===== Exercise inputs

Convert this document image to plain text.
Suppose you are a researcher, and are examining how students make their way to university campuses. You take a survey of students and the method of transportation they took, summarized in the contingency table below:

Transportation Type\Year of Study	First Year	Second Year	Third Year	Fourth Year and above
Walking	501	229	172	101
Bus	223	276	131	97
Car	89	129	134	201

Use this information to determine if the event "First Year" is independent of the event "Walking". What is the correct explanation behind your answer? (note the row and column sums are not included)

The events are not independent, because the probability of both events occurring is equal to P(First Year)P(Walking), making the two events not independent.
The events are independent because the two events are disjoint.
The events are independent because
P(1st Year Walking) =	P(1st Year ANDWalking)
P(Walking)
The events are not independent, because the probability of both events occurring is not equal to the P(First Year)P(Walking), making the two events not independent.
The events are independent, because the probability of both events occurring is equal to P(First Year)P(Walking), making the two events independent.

==========

* Task details
Take the listing above and write it out again exactly.

* Written answer
Convert this document image to plain text.
Suppose you are a researcher, and are examining how students make their way to university campuses. You take a survey of students and the method of transportation they took, summarized in the contingency table below:

Transportation Type\Year of Study	First Year	Second Year	Third Year	Fourth Year and above
Walking	501	229	172	101
Bus	223	276	131	97
Car	89	129	134	201

Use this information to determine if the event "First Year" is independent of the event "Walking". What is the correct explanation behind your answer? (note the row and column sums are not included)

The events are not independent, because the probability of both events occurring is equal to P(First Year)P(Walking), making the two events not independent.
The events are independent because the two events are disjoint.
The events are independent because
P(1st Year Walking) =	P(1st Year ANDWalking)
P(Walking)
The events are not independent, because the probability of both events occurring is not equal to the P(First Year)P(Walking), making the two events not independent.
The events are independent, because the probability of both events occurring is equal to P(First Year)P(Walking), making the two events independent.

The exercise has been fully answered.